*WHAT YOU SHOULD DO:*
Pull out each line of the items below that contains the string "Comment".

[Listings of boxed layout items]
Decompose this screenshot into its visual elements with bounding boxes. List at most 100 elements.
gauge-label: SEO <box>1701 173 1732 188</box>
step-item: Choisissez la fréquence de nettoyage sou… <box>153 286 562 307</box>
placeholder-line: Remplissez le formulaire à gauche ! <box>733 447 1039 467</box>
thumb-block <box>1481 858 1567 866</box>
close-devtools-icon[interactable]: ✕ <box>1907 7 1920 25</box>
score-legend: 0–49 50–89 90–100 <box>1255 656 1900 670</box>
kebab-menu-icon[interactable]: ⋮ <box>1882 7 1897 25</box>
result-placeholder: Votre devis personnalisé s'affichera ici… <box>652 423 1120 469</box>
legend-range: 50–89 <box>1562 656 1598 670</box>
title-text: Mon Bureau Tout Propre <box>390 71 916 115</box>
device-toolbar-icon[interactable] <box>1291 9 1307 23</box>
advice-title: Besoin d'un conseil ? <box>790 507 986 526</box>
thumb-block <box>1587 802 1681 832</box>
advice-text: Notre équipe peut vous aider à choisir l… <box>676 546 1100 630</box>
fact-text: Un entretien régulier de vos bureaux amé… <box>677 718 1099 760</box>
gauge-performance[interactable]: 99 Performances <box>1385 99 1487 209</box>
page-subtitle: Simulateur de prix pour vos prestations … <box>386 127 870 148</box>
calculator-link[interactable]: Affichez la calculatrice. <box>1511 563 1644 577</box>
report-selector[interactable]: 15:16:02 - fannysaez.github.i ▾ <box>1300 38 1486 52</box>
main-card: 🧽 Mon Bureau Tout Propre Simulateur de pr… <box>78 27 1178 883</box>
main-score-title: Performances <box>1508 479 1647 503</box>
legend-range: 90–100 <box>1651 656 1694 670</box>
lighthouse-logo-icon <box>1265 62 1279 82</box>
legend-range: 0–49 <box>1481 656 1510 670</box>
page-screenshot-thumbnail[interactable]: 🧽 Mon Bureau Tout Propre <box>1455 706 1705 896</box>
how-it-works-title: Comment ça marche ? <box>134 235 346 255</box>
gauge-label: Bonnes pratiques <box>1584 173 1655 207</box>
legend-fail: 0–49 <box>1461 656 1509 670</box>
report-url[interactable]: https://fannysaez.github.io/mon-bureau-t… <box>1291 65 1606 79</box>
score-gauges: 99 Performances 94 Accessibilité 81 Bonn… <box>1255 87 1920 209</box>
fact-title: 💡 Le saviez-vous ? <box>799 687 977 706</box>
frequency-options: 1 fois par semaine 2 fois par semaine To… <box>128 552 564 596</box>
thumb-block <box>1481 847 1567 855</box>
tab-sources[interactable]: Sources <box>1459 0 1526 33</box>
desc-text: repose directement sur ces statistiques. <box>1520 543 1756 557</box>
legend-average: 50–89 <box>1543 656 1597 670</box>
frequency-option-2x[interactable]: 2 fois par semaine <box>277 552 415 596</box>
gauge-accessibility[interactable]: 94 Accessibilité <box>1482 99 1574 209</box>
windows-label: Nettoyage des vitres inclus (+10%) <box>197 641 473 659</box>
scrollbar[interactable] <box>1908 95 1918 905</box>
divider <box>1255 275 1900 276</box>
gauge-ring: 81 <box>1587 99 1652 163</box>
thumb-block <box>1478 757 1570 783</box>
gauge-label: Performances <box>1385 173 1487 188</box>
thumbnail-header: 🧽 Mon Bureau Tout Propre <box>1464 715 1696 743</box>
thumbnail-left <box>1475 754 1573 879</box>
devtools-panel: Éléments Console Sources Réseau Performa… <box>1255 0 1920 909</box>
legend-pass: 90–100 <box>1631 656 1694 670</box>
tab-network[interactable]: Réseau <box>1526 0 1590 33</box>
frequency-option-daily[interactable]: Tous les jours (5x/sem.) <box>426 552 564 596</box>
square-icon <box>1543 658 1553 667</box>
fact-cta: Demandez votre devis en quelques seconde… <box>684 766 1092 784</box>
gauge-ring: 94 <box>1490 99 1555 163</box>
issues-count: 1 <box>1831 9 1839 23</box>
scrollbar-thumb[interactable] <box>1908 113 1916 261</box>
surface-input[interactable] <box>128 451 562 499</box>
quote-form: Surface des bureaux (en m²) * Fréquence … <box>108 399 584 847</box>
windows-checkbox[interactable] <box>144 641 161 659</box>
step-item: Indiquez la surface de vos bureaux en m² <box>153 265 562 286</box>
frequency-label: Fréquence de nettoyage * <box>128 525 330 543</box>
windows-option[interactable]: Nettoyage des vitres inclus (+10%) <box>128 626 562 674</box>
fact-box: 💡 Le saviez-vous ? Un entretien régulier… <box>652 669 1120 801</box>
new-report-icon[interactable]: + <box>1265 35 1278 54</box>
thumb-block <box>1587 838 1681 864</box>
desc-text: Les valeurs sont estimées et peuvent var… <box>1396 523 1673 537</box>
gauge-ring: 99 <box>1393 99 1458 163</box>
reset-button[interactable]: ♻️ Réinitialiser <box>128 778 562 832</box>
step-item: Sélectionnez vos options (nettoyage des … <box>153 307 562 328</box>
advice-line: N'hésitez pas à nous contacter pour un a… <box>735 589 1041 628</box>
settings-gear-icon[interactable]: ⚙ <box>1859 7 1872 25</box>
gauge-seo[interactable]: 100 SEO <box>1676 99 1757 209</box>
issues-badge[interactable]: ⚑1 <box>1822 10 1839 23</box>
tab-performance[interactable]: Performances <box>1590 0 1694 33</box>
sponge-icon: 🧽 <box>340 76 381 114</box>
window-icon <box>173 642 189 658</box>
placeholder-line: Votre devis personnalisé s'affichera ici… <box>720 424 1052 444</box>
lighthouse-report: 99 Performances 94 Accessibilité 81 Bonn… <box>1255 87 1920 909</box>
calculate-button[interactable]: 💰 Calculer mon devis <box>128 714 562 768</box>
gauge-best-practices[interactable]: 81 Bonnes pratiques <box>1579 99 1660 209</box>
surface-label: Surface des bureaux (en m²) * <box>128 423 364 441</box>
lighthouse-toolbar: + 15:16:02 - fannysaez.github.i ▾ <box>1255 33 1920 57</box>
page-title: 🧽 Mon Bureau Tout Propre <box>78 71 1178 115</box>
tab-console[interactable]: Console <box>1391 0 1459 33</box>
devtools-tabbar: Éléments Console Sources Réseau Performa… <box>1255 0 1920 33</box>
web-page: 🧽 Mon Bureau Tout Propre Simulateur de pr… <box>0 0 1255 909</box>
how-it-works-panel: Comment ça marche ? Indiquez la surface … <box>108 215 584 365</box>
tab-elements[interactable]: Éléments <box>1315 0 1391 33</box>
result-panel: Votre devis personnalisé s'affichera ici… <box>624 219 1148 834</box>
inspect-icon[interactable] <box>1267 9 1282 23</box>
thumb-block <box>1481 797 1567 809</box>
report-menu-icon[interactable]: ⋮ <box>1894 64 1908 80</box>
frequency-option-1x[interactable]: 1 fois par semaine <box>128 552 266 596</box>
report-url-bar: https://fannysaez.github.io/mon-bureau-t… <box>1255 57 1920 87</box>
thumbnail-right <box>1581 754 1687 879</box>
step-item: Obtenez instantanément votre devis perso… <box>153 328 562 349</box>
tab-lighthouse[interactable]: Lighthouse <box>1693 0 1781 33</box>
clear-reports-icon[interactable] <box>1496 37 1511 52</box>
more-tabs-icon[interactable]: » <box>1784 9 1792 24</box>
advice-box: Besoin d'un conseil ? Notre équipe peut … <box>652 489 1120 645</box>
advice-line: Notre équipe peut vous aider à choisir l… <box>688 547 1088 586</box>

*SOLUTION:*
how-it-works-title: Comment ça marche ? <box>134 235 346 255</box>
how-it-works-panel: Comment ça marche ? Indiquez la surface … <box>108 215 584 365</box>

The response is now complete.